* RECORDS FOR THIS TASK *

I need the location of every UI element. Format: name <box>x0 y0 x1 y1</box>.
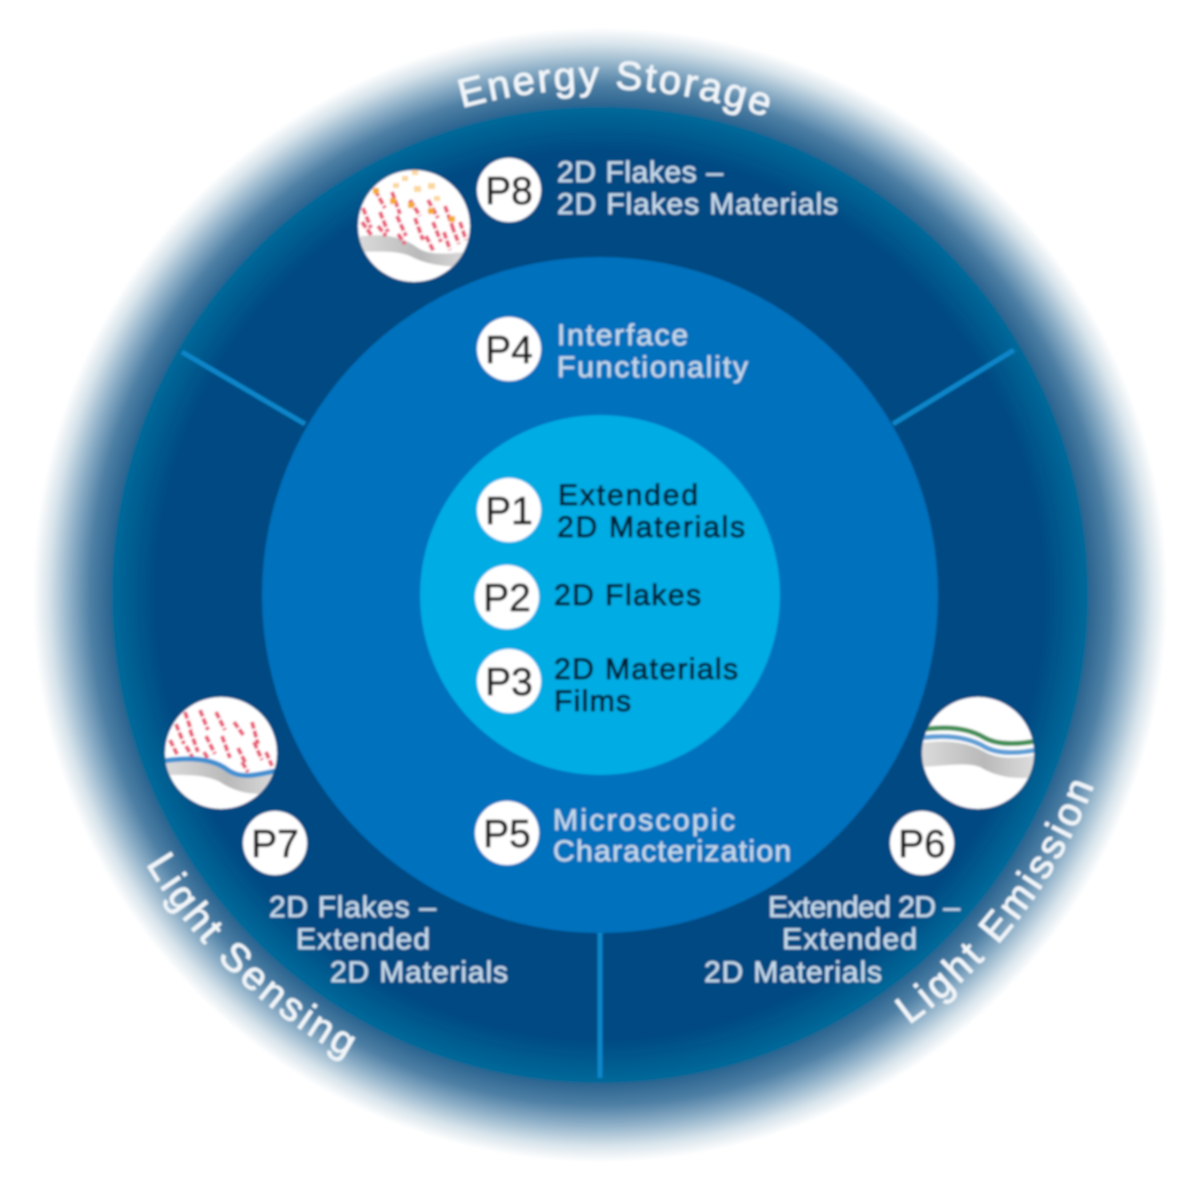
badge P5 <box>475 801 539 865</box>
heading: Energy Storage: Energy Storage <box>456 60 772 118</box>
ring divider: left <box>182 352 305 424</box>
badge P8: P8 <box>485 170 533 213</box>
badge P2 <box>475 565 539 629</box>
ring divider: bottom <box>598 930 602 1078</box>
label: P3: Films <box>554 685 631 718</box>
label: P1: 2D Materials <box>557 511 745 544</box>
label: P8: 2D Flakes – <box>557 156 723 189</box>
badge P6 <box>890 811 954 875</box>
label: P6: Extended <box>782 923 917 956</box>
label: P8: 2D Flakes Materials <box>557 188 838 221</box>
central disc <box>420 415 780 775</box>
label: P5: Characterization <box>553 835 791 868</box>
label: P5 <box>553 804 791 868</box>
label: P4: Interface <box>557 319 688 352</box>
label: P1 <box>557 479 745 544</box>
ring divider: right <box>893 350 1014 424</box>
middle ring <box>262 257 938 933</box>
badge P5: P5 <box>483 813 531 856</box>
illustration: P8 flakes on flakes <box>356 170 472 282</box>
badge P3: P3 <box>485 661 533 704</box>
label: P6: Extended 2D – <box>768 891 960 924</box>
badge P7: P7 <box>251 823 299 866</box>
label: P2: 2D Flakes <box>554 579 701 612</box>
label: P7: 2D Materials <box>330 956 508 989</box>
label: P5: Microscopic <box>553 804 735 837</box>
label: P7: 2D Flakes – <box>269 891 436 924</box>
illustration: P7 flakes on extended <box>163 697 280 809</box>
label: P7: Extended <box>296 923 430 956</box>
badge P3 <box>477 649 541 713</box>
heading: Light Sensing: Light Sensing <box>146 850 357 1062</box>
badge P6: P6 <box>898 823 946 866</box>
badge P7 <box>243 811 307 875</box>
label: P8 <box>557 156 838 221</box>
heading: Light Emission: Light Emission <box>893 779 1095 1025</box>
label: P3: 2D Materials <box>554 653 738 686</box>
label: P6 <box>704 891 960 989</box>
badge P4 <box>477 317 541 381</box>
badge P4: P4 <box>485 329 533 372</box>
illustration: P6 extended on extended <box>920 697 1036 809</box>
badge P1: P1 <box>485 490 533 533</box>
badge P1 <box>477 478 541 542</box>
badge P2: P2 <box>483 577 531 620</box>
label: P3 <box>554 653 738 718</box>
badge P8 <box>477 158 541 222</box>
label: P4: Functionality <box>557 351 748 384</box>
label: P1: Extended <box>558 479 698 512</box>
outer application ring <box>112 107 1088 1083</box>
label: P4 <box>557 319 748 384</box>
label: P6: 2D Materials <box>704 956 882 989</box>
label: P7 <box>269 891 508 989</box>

* TASK TO COMPLETE *
Retype every line of the records above without changing anything, and leave out the pictures.

* WRITTEN ANSWER *
I need the location of every UI element. Format: name <box>x0 y0 x1 y1</box>.
badge P5 <box>475 801 539 865</box>
heading: Energy Storage: Energy Storage <box>456 60 772 118</box>
ring divider: left <box>182 352 305 424</box>
badge P8: P8 <box>485 170 533 213</box>
badge P2 <box>475 565 539 629</box>
ring divider: bottom <box>598 930 602 1078</box>
label: P3: Films <box>554 685 631 718</box>
label: P1: 2D Materials <box>557 511 745 544</box>
label: P8: 2D Flakes – <box>557 156 723 189</box>
badge P6 <box>890 811 954 875</box>
label: P6: Extended <box>782 923 917 956</box>
label: P8: 2D Flakes Materials <box>557 188 838 221</box>
central disc <box>420 415 780 775</box>
label: P5: Characterization <box>553 835 791 868</box>
label: P5 <box>553 804 791 868</box>
label: P4: Interface <box>557 319 688 352</box>
label: P1 <box>557 479 745 544</box>
ring divider: right <box>893 350 1014 424</box>
middle ring <box>262 257 938 933</box>
badge P5: P5 <box>483 813 531 856</box>
illustration: P8 flakes on flakes <box>356 170 472 282</box>
badge P3: P3 <box>485 661 533 704</box>
label: P6: Extended 2D – <box>768 891 960 924</box>
badge P7: P7 <box>251 823 299 866</box>
label: P2: 2D Flakes <box>554 579 701 612</box>
label: P7: 2D Materials <box>330 956 508 989</box>
label: P5: Microscopic <box>553 804 735 837</box>
label: P7: 2D Flakes – <box>269 891 436 924</box>
illustration: P7 flakes on extended <box>163 697 280 809</box>
label: P7: Extended <box>296 923 430 956</box>
badge P3 <box>477 649 541 713</box>
heading: Light Sensing: Light Sensing <box>146 850 357 1062</box>
badge P6: P6 <box>898 823 946 866</box>
badge P7 <box>243 811 307 875</box>
label: P8 <box>557 156 838 221</box>
heading: Light Emission: Light Emission <box>893 779 1095 1025</box>
label: P3: 2D Materials <box>554 653 738 686</box>
label: P6 <box>704 891 960 989</box>
badge P4 <box>477 317 541 381</box>
badge P4: P4 <box>485 329 533 372</box>
illustration: P6 extended on extended <box>920 697 1036 809</box>
badge P1: P1 <box>485 490 533 533</box>
badge P1 <box>477 478 541 542</box>
badge P2: P2 <box>483 577 531 620</box>
label: P3 <box>554 653 738 718</box>
badge P8 <box>477 158 541 222</box>
label: P4: Functionality <box>557 351 748 384</box>
label: P1: Extended <box>558 479 698 512</box>
outer application ring <box>112 107 1088 1083</box>
label: P4 <box>557 319 748 384</box>
label: P6: 2D Materials <box>704 956 882 989</box>
label: P7 <box>269 891 508 989</box>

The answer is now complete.